## What you should do
Reproduce the part of the 2018 FFU Regions' Cup page starting with "Tournament statistics" and going on through "championships (regional competitions).", changing "Matches played" to "Games played".
**** Page extract
2018 FFU Regions' Cup

Tournament details
- Country: Ukraine
- Dates: 24 April 2018 – 20 June 2018
- Teams: 26

Final positions
- Champions: Lviv Oblast (1st title)
- Runners-up: Sumy Oblast
- Semifinalists: Odesa Oblast; Zhytomyr Oblast;
- 2019 UEFA Regions' Cup: Lviv Oblast

Tournament statistics
- Matches played: 22

= 2018 FFU Regions' Cup =

2018 FFU Regions' Cup (Кубок регіонів ФФУ 2018, Kubok rehioniv FFU) was the second season of the Football Federation of Ukraine renewed competition at regional level. The competition was conducted among football teams of Oblasts (regions) composed of players who compete at oblast championships (regional competitions).

The winner of the competition represented Ukraine at the 2019 UEFA Regions' Cup.

==Tournament structure==
The 2018 FFU Regions' Cup competition changed its tournament structure compare to its previous season two year ago.

This season competition was arranged in three stages. The first stage (April 24–26) had 24 participants and organized into a mini-tournament in six groups of four with two teams that played in the 2016 final receiving a bye for the stage along with the mini tournament group winners. The second stage (May 15–17) was a group stage had eight participants split into two groups of four with winners of each group advancing to the final game. The third stage was the final that took place on 20 June 2018.

==Competition schedule==
===First stage===
composition

====Group1====
in Ivano-Frankivsk, Khet-Tryk Stadium
=====Semifinals=====

| Team 1 | Score | Team 2 |
|---|---|---|
| Ternopil Oblast | 2–1 | Zakarpattia Oblast |
| Ivano-Frankivsk Oblast | 4–0 | Chernivtsi Oblast |

=====Finals=====

| Team 1 | Score | Team 2 |
|---|---|---|
| Ivano-Frankivsk Oblast | 6–1 | Ternopil Oblast |

====Group 2====
=====Semifinals=====
in Rafalivka, RAF-BRUK Stadium

| Team 1 | Score | Team 2 |
|---|---|---|
| Rivne Oblast | 3–1 (a.e.t.) | Volyn Oblast |
| Vinnytsia Oblast | 4–1 | Khmelnytskyi Oblast |

=====Final=====
in Vinnytsia, Olimp Stadium

| Team 1 | Score | Team 2 |
|---|---|---|
| Vinnytsia Oblast | 4–0 | Rivne Oblast |

====Group 3====
 in Lyutizh, Dinaz Stadium
=====Semifinals=====

| Team 1 | Score | Team 2 |
|---|---|---|
| Kyiv Oblast | +:– | Kyiv |
| Zhytomyr Oblast | 3–1 | Chernihiv Oblast |

=====Finals=====

| Team 1 | Score | Team 2 |
|---|---|---|
| Kyiv Oblast | 1–3 (a.e.t.) | Zhytomyr Oblast |

====Group 4====
in Mykolaiv, Park Peremohy Stadium (Match 1)
********
**** Entries provided
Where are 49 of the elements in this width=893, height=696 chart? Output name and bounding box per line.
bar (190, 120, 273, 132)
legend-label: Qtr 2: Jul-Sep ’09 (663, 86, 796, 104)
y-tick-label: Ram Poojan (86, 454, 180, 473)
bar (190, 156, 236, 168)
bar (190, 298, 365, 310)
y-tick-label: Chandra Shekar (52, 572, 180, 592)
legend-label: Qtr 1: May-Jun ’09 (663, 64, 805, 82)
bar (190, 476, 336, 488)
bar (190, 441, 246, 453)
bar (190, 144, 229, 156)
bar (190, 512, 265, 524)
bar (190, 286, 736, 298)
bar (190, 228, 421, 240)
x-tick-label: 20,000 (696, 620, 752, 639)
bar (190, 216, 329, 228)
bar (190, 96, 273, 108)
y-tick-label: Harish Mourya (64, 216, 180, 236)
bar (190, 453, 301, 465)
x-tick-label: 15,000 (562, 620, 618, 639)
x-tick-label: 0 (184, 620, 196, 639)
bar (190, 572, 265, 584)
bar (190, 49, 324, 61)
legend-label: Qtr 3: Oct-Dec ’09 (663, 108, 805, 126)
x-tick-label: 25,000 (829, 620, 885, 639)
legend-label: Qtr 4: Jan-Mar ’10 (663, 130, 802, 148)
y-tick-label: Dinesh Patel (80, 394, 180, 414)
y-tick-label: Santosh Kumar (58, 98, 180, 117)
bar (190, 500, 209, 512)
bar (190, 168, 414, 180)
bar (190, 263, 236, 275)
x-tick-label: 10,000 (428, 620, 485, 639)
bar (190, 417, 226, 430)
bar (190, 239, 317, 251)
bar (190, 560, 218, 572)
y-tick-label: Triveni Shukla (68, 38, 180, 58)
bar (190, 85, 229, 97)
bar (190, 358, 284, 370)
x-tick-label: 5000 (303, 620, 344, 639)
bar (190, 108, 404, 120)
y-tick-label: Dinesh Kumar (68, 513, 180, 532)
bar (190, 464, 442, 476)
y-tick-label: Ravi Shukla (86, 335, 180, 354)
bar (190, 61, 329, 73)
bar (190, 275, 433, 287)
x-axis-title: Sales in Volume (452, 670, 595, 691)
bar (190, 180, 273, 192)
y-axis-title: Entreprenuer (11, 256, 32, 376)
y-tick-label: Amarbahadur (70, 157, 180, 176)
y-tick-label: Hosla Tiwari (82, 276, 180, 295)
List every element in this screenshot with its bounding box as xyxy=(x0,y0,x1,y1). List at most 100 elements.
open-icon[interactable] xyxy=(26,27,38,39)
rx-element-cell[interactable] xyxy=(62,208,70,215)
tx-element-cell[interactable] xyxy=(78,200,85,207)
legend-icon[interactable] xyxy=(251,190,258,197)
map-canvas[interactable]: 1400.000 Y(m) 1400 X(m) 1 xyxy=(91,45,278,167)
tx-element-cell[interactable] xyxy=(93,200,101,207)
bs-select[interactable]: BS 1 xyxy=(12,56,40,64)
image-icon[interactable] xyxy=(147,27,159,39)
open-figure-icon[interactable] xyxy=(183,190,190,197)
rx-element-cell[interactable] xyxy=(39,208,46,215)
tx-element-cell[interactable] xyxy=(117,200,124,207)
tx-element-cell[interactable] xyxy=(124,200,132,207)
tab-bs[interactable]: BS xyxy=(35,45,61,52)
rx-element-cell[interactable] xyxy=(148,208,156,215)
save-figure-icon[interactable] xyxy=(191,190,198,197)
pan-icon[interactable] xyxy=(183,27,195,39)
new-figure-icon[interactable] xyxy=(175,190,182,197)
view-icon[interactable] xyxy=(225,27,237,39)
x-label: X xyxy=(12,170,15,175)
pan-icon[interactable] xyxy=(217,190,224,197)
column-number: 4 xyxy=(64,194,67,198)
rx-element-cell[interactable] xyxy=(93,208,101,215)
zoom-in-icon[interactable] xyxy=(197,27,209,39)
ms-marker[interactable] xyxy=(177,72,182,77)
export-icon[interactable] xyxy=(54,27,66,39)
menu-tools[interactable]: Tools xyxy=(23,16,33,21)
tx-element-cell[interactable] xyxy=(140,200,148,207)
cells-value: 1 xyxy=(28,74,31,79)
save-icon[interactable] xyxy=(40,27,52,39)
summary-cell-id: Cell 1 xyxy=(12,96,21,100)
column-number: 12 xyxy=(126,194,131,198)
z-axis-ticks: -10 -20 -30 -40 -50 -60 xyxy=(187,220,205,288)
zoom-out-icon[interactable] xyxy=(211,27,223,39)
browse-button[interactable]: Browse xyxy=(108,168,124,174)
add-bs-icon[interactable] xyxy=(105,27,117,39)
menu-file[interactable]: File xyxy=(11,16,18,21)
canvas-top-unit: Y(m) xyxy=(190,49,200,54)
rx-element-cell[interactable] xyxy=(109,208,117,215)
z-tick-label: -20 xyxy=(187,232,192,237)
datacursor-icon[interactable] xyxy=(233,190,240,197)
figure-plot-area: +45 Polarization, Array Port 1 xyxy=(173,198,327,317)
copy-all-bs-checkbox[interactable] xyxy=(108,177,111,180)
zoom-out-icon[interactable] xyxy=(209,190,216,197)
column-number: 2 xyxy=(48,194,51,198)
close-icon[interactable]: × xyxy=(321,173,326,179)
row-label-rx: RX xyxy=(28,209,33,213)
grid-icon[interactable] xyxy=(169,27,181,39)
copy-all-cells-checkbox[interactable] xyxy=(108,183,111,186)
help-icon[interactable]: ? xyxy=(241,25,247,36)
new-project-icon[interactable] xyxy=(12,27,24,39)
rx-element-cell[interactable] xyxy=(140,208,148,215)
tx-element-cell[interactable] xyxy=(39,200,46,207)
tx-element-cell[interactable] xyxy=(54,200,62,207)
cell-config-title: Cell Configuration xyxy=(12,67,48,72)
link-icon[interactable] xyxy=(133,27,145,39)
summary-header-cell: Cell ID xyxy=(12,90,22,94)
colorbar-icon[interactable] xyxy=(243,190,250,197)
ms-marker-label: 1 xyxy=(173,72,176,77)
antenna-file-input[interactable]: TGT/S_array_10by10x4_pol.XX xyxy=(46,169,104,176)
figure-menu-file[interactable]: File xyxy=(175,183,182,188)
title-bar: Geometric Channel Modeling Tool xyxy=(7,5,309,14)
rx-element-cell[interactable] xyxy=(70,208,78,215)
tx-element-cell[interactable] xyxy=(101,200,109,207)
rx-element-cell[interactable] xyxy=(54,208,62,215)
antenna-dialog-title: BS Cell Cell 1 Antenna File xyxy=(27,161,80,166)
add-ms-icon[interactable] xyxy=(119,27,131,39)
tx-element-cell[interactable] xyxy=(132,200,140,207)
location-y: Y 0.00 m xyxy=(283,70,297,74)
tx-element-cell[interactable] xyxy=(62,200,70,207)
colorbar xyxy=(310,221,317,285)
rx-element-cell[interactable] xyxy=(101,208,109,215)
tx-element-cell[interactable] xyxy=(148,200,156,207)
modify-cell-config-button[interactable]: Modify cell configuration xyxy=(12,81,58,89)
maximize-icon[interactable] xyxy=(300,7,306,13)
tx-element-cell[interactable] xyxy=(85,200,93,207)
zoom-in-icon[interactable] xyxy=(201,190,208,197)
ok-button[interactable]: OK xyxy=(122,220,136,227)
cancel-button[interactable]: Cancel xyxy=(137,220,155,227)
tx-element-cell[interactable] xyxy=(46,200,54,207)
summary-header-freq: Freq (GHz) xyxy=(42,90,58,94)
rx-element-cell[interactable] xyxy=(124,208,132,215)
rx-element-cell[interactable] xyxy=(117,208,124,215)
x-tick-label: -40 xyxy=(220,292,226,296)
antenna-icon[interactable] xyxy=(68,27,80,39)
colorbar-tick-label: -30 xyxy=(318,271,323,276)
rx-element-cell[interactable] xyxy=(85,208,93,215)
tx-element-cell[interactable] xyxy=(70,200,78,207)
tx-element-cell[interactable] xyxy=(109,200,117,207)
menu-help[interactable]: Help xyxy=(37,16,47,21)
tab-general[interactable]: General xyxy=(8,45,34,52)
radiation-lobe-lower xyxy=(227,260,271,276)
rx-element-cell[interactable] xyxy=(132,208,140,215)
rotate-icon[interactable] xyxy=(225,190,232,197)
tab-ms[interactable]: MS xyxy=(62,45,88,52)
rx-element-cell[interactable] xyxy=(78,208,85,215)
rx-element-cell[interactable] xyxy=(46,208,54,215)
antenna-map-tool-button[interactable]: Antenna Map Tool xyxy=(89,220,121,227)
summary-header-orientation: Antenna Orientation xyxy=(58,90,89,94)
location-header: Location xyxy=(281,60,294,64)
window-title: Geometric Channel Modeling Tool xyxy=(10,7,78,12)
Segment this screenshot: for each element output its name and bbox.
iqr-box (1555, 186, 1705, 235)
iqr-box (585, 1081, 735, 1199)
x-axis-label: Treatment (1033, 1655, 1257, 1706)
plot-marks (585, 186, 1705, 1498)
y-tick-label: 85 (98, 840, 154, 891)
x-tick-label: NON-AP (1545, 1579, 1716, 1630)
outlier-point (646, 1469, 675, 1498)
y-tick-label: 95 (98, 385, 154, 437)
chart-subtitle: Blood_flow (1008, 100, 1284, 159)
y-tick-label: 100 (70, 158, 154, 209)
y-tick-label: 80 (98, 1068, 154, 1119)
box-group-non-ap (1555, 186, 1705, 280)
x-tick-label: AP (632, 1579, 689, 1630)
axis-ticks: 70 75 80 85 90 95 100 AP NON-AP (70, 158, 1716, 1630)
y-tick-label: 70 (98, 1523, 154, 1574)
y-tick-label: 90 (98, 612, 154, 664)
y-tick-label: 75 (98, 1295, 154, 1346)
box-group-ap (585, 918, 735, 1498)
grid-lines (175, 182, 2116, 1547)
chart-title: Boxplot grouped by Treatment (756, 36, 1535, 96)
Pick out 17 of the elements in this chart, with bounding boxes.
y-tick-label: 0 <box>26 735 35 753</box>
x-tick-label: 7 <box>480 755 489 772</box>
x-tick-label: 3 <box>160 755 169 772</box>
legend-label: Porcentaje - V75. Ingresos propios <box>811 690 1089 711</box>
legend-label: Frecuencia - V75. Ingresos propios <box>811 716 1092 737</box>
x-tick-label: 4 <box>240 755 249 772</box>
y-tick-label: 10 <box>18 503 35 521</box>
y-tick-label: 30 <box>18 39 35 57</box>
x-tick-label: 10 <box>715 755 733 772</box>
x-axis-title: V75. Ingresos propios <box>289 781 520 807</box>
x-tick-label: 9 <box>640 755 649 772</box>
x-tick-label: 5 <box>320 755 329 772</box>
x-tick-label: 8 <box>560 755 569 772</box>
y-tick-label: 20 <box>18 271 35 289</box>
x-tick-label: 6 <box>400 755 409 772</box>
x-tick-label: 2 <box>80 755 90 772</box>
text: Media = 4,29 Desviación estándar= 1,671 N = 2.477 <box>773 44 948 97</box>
********
## Response for this exercise
Tournament statistics
- Games played: 22

= 2018 FFU Regions' Cup =

2018 FFU Regions' Cup (Кубок регіонів ФФУ 2018, Kubok rehioniv FFU) was the second season of the Football Federation of Ukraine renewed competition at regional level. The competition was conducted among football teams of Oblasts (regions) composed of players who compete at oblast championships (regional competitions).